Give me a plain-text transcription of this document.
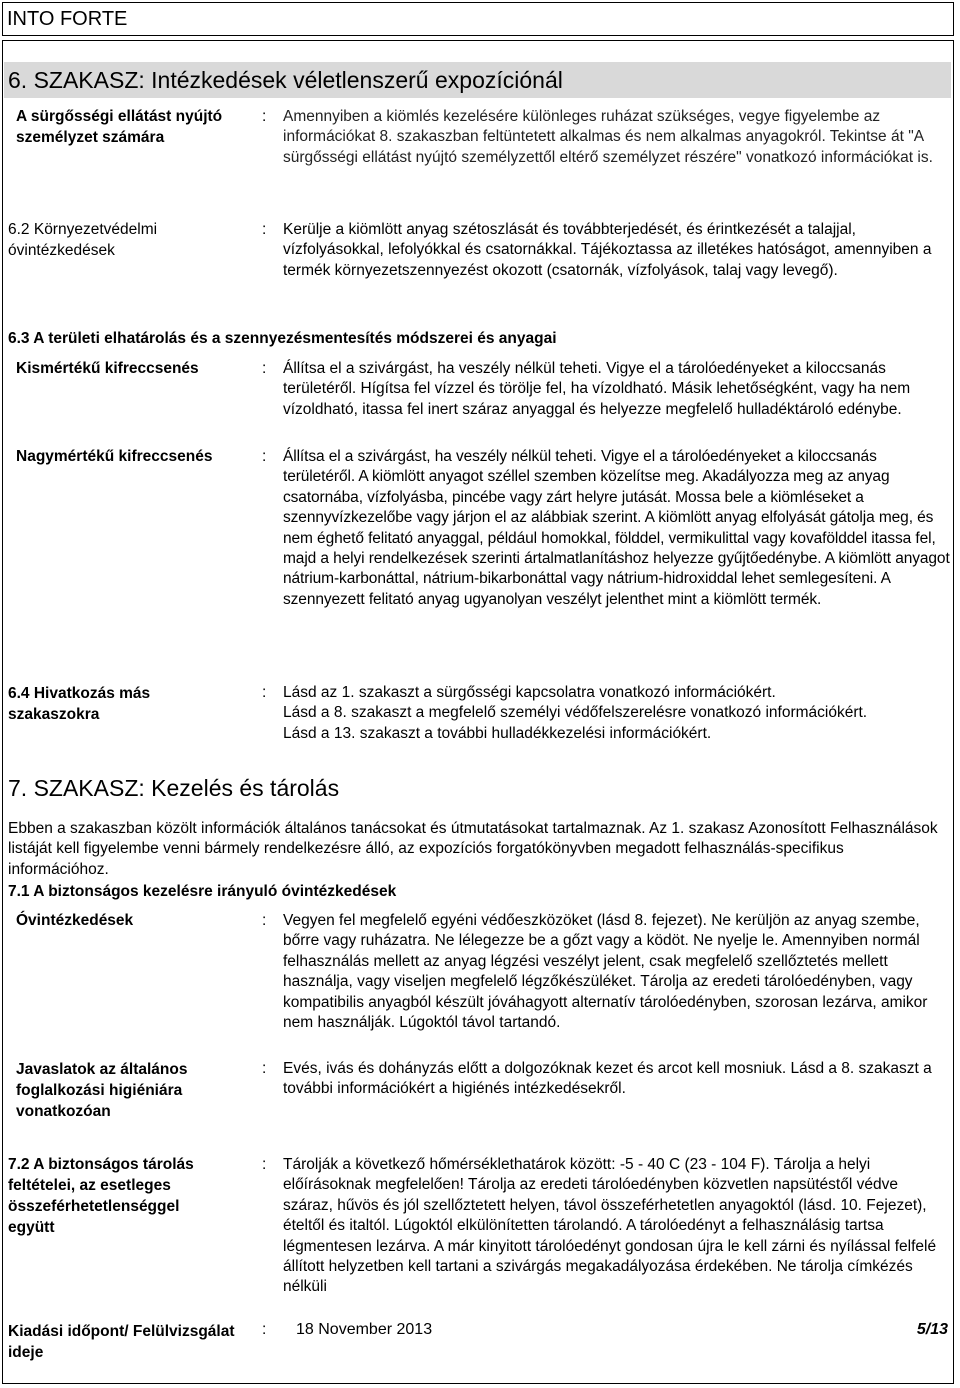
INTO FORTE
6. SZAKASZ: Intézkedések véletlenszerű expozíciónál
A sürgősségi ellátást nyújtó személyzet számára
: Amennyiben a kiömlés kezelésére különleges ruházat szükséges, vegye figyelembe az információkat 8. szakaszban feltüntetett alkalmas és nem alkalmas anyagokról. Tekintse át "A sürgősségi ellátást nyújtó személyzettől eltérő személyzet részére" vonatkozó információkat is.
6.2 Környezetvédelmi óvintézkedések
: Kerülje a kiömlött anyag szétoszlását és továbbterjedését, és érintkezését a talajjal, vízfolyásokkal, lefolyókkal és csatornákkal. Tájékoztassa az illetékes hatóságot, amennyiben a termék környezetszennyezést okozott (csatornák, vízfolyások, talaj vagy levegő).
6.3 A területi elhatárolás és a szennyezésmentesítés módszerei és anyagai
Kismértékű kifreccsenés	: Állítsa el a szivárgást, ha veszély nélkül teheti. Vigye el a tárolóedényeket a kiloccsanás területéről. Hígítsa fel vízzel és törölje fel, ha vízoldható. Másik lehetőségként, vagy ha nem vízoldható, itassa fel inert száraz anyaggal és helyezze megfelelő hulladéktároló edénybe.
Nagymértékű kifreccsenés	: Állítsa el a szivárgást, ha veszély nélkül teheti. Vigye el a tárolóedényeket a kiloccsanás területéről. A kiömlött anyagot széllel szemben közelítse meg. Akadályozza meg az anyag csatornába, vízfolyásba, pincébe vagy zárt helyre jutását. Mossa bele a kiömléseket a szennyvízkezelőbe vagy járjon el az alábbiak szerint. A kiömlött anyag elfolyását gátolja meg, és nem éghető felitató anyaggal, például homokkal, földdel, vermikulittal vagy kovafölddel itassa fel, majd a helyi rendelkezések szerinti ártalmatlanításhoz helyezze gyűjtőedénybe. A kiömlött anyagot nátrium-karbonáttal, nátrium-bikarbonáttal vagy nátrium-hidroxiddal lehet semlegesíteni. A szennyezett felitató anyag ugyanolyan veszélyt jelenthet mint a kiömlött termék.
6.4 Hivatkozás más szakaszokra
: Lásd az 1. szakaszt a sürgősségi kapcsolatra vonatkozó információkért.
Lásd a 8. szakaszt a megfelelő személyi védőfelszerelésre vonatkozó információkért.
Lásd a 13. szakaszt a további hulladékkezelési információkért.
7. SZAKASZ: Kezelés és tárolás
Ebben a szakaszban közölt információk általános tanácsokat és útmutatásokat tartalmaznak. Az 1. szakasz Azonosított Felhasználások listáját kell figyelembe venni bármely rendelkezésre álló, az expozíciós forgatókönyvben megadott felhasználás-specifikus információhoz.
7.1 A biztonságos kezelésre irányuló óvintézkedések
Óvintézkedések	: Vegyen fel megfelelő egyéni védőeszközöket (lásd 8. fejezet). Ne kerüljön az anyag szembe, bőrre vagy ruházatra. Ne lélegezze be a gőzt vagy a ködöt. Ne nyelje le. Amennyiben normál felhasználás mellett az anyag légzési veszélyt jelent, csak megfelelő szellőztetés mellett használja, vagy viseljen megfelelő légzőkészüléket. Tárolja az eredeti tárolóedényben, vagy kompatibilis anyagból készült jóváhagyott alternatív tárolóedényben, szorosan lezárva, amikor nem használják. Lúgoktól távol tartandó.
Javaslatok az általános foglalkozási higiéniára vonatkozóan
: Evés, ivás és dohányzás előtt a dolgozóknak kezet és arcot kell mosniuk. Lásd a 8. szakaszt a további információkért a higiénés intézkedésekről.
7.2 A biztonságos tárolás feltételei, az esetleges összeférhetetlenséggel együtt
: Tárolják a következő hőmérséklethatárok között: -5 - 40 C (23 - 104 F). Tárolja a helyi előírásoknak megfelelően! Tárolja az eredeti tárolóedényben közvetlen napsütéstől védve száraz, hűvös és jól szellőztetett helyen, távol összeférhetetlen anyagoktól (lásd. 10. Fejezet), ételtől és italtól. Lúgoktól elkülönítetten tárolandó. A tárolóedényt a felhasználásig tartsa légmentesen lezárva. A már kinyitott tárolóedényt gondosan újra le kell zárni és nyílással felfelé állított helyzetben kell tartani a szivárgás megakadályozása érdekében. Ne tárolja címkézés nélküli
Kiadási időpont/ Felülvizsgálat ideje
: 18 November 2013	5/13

==*==

• Problem requirements: Find the lines containing "információkért" and pull them out.

• Correct answer:
: Lásd az 1. szakaszt a sürgősségi kapcsolatra vonatkozó információkért.
Lásd a 8. szakaszt a megfelelő személyi védőfelszerelésre vonatkozó információkért.
Lásd a 13. szakaszt a további hulladékkezelési információkért.
: Evés, ivás és dohányzás előtt a dolgozóknak kezet és arcot kell mosniuk. Lásd a 8. szakaszt a további információkért a higiénés intézkedésekről.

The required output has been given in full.